Görev>
Verilen metinde "Davacı tanığı …" ifadesinden "şeklinde beyanda bulunmuştur." ifadesine kadar olan bölümü hiç değiştirmeden kopyalayın.

Davacı tanığı … mahkememizce dinlenilmiş; “davacı babam 2015 yılındra trafik kazası geçirdi, 22 gün yoğun bakımda kaldı, doktorların kişilik değişikliği olabileceğini sölediler, gerçektende değişiklik oldu, kazadan önce agrasif, sürekli alköl kullanan birisiydi, kazadan sonra alkölü bıraktı herkese inanan, herkesle samimi olmaya çalışan insana dönüştü” şeklinde beyanda bulunmuştur.
Davacının, tüm tıbbı dosya örneği … Adli Tıp Kurumuna gönderilerek 10/08/2017 senet tanzim tarihi itibariyle “Kandırılabilecek ve iradesinin sakatlanabilecek durumda olup olmadığı yönünden” rapor alınmıştır.
… Adli Tıp Kurumu … ihtisas Kurulu’nun 13/05/2020 tarih, … sayılı raporunda özetle; tıbbi belgeler ile adli tahkikat dosyasında belirlenen ve adli tıbbi yorumlamayı ilgilendiren hususların değerlendirilmesinden, görülmekte olan menfi tespit davası nedeniyle, “10/08/2017 senet tanzim tarihi itibarıyla kandırılabilecek ve iradesinin sakatlanabilecek durumda olup olmadığı” sorulan … oğlu, … doğumlu …’ün Kurulumuzca 27/11/2019 tarihinde yapılan muayenesi ve psikometrik değerlendirmeleri sonucunda elde edilen bilgi ve bulguların yorumlanmasından; fiili ehliyetini müessir ve kişide şuur ve harekat serbestisi ile olayları kavrayıp onlardan sağlıklı sonuçlara varabilme yeteneğini ortadan kaldıracak veya azaltacak mahiyet ve derecede herhangi bir akıl hastalığı, zeka geriliği veya demans denilen bunama hali tespit edilmediği, dava dosyasının tetkikinde senet tanzim tarihinde fiil ehliyetini etkileyecek herhangi bir akli arıza içinde olduğunu gösterir tıbbi belge ve bulgu da mevcut olmadığı, bu tarihte menfaatlerini müdrik ve telkinlere mukavim olabileceği, kendi hür iradesi istikametinde serbest olarak eylem ve işlemlere girişebileceği tıbbi kanaatine varıldığı, bu duruma göre; …’ün işlem tarihi olan 10/08/2017 tarihinde fiil ehliyetini haiz olduğu görüş ve kanaati bildirilmiştir.

Veri Bölümü>

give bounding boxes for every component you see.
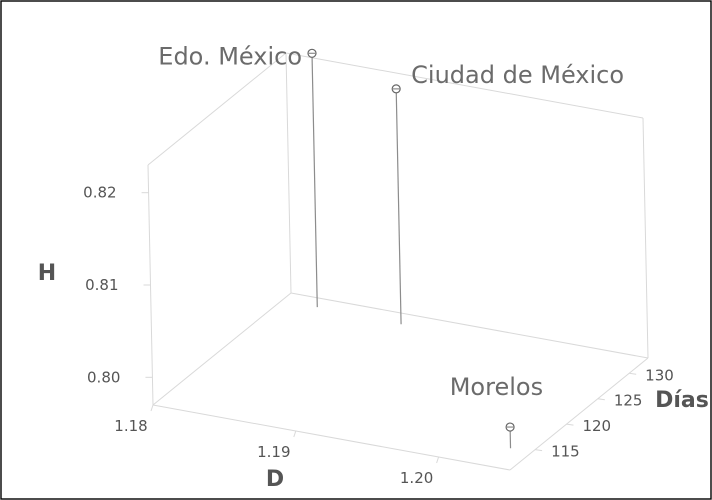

Yazılı Çözüm>
Davacı tanığı … mahkememizce dinlenilmiş; “davacı babam 2015 yılındra trafik kazası geçirdi, 22 gün yoğun bakımda kaldı, doktorların kişilik değişikliği olabileceğini sölediler, gerçektende değişiklik oldu, kazadan önce agrasif, sürekli alköl kullanan birisiydi, kazadan sonra alkölü bıraktı herkese inanan, herkesle samimi olmaya çalışan insana dönüştü” şeklinde beyanda bulunmuştur.